Only the lines from the one bearing "Enumerate this screenshot's" to the final line should be transcribed, exactly and with both ends included. Pictures are to be left out.

·····

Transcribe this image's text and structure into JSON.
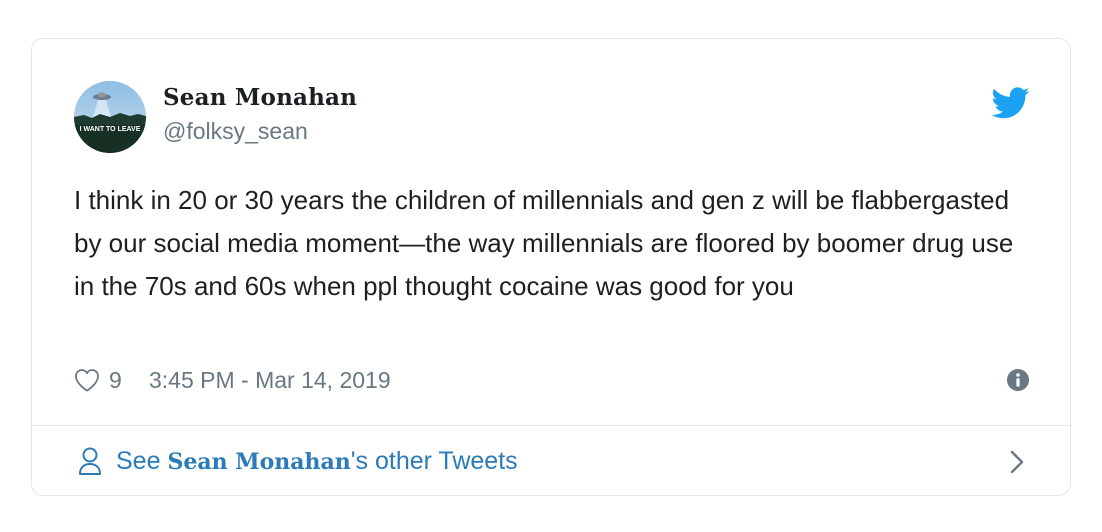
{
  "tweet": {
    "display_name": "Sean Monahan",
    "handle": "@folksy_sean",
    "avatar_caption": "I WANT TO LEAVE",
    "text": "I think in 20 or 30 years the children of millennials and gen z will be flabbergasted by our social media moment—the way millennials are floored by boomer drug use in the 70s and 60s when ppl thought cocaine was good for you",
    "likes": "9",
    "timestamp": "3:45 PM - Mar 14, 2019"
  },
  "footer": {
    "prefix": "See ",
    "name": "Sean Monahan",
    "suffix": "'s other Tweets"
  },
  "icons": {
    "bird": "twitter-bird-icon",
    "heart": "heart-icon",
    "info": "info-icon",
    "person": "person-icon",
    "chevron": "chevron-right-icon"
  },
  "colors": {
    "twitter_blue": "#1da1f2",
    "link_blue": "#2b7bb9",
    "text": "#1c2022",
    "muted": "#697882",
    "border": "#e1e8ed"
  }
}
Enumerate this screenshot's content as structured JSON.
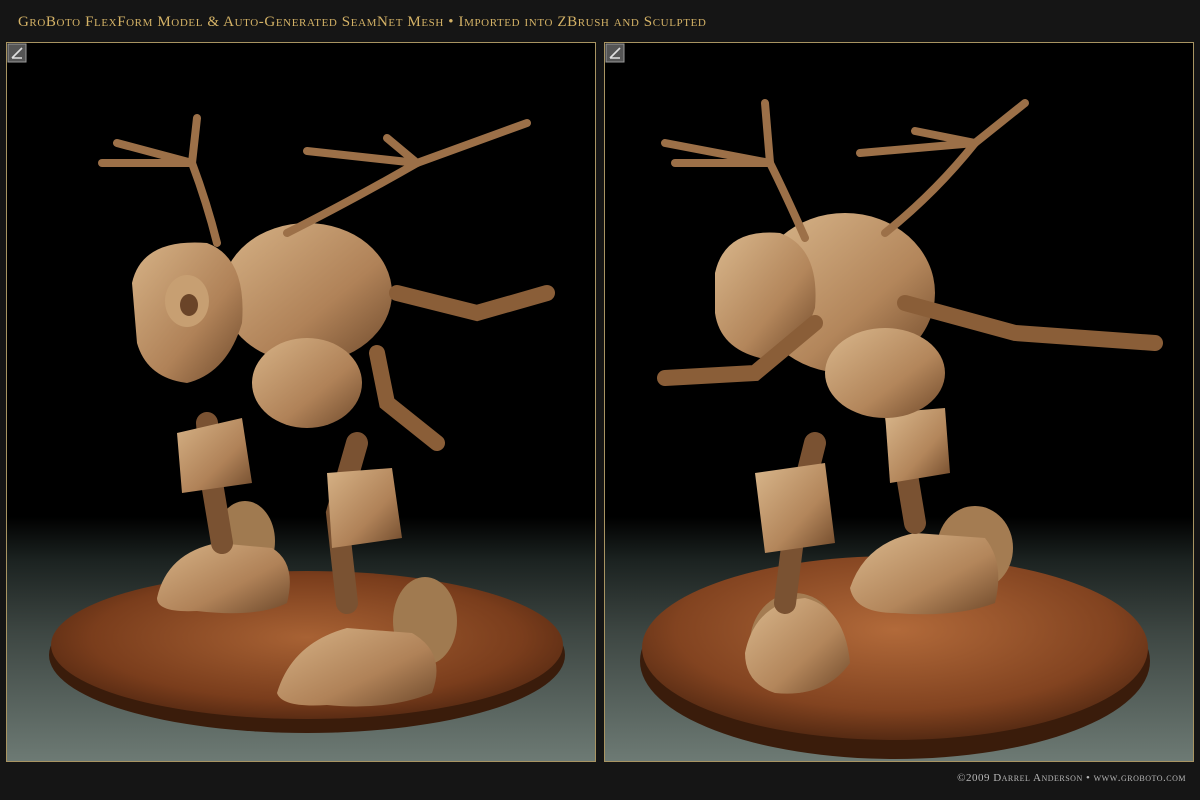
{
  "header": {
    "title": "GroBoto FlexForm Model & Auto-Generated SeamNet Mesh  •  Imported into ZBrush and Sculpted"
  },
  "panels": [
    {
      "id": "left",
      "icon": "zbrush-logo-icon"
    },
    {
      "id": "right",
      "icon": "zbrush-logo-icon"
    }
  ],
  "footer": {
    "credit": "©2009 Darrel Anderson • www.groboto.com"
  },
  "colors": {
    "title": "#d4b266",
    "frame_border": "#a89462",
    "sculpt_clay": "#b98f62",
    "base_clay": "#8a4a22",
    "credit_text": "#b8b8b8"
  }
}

·····

REPLY:
Enumerate this screenshot's content as structured JSON.
{
  "header": {
    "title": "GroBoto FlexForm Model & Auto-Generated SeamNet Mesh  •  Imported into ZBrush and Sculpted"
  },
  "panels": [
    {
      "id": "left",
      "icon": "zbrush-logo-icon"
    },
    {
      "id": "right",
      "icon": "zbrush-logo-icon"
    }
  ],
  "footer": {
    "credit": "©2009 Darrel Anderson • www.groboto.com"
  },
  "colors": {
    "title": "#d4b266",
    "frame_border": "#a89462",
    "sculpt_clay": "#b98f62",
    "base_clay": "#8a4a22",
    "credit_text": "#b8b8b8"
  }
}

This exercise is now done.